------ Exercise data ------

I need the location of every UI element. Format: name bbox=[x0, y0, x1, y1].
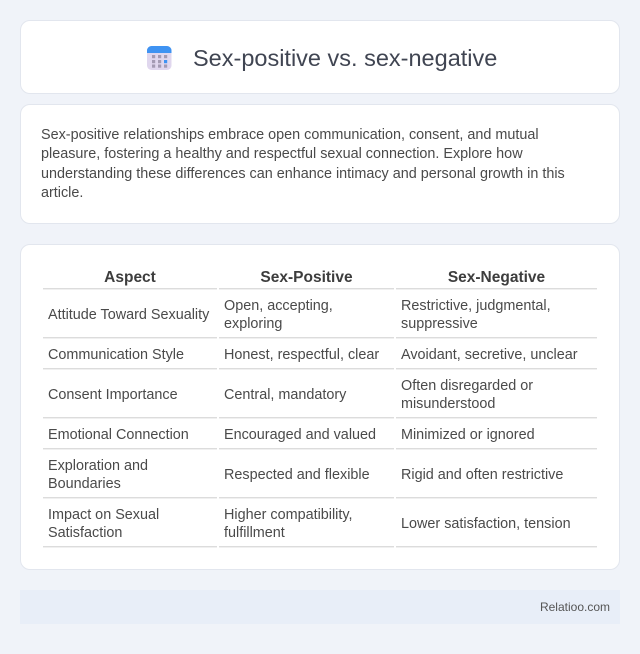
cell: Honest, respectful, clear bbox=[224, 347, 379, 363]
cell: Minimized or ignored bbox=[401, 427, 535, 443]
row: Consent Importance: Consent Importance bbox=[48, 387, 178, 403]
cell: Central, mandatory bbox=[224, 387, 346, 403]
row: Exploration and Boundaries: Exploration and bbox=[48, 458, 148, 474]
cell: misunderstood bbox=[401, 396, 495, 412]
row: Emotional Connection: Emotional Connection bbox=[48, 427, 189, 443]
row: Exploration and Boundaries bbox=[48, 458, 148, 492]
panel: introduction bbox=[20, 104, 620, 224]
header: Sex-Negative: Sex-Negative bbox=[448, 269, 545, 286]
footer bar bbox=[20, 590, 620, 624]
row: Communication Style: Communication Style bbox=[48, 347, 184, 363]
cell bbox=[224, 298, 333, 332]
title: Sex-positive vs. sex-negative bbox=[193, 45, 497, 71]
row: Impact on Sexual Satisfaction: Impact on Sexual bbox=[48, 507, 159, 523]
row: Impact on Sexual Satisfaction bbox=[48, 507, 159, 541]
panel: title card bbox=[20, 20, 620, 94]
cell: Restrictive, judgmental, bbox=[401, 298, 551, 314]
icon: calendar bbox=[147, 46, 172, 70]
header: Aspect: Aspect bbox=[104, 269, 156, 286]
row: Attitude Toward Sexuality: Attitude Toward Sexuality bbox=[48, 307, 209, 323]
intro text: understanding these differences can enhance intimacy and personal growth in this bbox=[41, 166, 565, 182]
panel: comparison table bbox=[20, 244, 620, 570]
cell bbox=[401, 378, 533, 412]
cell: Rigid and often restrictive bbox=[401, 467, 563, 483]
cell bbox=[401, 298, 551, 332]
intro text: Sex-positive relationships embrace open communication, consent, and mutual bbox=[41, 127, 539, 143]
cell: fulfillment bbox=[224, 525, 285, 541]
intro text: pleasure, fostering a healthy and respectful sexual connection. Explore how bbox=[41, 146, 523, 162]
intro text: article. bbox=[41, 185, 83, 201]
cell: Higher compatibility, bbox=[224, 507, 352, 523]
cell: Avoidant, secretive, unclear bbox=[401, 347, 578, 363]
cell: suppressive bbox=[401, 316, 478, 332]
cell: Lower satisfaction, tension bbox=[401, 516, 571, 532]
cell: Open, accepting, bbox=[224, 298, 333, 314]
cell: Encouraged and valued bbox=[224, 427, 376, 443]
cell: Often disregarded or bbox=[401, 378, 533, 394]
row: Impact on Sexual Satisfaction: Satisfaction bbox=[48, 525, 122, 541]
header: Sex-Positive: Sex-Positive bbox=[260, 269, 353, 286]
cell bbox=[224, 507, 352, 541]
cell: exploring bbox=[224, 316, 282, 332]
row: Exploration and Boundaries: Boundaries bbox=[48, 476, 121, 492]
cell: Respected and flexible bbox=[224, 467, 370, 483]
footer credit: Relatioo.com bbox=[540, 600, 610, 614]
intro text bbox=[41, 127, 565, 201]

------
------ Exercise data ------

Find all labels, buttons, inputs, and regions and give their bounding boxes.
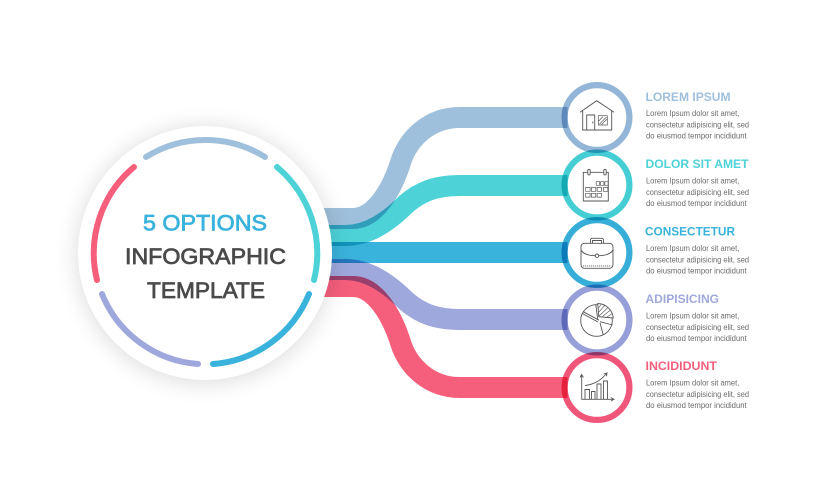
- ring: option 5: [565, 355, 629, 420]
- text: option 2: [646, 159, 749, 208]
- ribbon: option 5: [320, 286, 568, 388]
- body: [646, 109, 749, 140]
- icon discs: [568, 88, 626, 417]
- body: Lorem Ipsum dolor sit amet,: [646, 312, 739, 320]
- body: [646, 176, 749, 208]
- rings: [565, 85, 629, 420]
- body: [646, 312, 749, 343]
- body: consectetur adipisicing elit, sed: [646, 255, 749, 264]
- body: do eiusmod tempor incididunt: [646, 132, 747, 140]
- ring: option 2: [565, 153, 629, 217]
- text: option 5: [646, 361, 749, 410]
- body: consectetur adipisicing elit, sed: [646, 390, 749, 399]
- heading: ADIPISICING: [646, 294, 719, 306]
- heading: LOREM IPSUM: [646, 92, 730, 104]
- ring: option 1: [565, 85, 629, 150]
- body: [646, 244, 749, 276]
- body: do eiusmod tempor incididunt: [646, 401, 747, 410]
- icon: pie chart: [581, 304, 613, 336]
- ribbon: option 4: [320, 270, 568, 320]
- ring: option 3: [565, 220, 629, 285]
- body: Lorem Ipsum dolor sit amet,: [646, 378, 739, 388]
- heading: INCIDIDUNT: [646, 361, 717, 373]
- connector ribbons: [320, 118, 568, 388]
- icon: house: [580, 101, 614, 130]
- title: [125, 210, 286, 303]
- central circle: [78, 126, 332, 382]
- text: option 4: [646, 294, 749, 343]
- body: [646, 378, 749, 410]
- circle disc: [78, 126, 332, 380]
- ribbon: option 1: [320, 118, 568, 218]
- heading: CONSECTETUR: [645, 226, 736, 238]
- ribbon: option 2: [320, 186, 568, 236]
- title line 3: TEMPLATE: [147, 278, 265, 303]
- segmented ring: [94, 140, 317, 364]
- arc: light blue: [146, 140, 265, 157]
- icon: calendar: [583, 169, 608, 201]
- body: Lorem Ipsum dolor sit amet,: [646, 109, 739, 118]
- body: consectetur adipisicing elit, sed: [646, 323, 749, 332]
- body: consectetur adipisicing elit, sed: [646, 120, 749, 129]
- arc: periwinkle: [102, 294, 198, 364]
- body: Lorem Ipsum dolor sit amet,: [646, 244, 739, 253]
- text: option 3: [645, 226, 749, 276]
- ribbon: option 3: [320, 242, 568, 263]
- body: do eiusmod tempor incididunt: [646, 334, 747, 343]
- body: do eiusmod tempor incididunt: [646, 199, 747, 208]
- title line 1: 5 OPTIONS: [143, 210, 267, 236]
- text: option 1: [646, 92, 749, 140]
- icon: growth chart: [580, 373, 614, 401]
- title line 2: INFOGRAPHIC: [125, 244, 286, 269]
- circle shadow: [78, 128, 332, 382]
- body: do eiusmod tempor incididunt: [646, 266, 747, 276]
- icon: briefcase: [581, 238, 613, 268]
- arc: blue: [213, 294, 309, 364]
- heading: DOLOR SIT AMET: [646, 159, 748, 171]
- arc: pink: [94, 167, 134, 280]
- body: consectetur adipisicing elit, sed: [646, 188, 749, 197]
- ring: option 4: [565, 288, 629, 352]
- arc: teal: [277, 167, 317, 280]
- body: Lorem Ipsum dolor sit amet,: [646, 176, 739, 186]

------
------ Exercise data ------

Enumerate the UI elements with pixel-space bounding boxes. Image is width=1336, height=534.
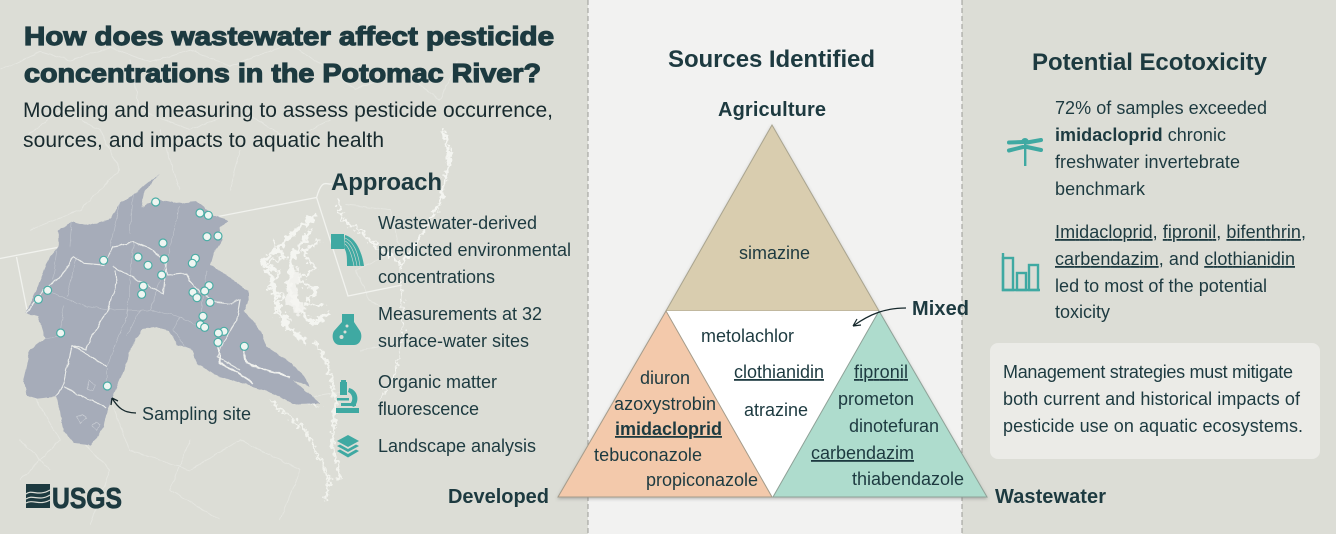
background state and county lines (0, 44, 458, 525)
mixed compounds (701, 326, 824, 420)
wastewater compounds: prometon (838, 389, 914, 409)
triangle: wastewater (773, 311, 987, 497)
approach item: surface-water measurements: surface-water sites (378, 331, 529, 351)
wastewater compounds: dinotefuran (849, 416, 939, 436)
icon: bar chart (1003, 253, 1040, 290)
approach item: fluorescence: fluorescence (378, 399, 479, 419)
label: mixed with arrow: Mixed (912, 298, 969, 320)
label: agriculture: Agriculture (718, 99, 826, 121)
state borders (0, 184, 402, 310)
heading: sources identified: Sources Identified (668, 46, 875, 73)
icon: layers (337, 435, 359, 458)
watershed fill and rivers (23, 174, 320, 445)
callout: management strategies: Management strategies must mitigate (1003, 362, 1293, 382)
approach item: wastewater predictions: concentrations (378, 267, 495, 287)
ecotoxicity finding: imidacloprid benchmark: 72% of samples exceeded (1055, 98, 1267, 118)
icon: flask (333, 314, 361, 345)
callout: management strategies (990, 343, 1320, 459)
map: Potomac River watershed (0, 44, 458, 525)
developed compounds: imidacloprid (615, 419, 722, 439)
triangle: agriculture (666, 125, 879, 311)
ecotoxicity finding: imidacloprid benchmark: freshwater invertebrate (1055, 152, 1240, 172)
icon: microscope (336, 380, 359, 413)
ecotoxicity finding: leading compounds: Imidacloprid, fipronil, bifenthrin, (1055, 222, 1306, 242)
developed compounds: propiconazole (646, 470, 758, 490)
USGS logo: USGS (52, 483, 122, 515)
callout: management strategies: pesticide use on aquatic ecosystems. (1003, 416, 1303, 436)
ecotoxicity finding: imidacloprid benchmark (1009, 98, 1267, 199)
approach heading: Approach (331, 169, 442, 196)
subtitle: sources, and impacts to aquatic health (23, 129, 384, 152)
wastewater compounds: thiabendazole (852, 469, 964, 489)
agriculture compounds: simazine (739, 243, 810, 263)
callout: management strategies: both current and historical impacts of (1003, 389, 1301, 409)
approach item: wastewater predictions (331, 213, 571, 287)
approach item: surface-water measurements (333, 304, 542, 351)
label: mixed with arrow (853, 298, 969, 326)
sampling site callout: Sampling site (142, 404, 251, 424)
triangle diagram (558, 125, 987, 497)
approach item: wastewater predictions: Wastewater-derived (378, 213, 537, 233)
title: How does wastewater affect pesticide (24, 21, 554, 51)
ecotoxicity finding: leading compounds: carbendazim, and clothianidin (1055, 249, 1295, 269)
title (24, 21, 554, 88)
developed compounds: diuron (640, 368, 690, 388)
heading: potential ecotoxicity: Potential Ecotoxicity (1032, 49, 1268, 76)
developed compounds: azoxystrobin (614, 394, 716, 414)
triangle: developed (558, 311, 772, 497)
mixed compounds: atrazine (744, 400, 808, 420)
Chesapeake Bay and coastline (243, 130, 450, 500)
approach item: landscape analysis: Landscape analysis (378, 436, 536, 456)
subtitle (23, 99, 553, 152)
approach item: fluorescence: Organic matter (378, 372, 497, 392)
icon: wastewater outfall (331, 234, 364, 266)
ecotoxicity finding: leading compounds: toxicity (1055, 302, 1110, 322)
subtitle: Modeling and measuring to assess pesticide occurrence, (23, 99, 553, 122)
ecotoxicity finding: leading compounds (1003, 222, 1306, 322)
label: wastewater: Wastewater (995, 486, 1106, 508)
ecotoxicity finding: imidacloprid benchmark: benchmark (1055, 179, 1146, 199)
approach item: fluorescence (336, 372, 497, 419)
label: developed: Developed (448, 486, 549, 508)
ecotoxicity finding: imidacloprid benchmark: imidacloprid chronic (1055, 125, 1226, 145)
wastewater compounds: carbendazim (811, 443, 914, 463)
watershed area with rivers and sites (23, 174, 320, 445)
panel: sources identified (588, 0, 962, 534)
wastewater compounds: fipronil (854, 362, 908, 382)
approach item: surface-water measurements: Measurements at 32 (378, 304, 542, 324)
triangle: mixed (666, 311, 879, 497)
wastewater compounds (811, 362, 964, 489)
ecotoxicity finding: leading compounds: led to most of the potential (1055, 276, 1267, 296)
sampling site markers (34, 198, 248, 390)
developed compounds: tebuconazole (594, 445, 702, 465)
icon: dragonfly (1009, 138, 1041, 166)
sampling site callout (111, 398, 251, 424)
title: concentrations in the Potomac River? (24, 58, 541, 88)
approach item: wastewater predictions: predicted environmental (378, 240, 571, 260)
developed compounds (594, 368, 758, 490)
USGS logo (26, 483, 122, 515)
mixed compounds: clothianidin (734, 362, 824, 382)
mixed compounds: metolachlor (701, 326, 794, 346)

------

* Given request: Lay out the lines from the one containing "cell: Honest, respectful, clear" through the one containing "cell bbox=[224, 298, 333, 332]" as a Markdown table with the columns Nr and Entry. Number each line and skip any blank ones.

* Answer:
| Nr | Entry |
|---|---|
| 1 | cell: Honest, respectful, clear bbox=[224, 347, 379, 363] |
| 2 | cell: Minimized or ignored bbox=[401, 427, 535, 443] |
| 3 | row: Consent Importance: Consent Importance bbox=[48, 387, 178, 403] |
| 4 | cell: Central, mandatory bbox=[224, 387, 346, 403] |
| 5 | row: Exploration and Boundaries: Exploration and bbox=[48, 458, 148, 474] |
| 6 | cell: misunderstood bbox=[401, 396, 495, 412] |
| 7 | row: Emotional Connection: Emotional Connection bbox=[48, 427, 189, 443] |
| 8 | row: Exploration and Boundaries bbox=[48, 458, 148, 492] |
| 9 | panel: introduction bbox=[20, 104, 620, 224] |
| 10 | header: Sex-Negative: Sex-Negative bbox=[448, 269, 545, 286] |
| 11 | footer bar bbox=[20, 590, 620, 624] |
| 12 | row: Communication Style: Communication Style bbox=[48, 347, 184, 363] |
| 13 | cell bbox=[224, 298, 333, 332] |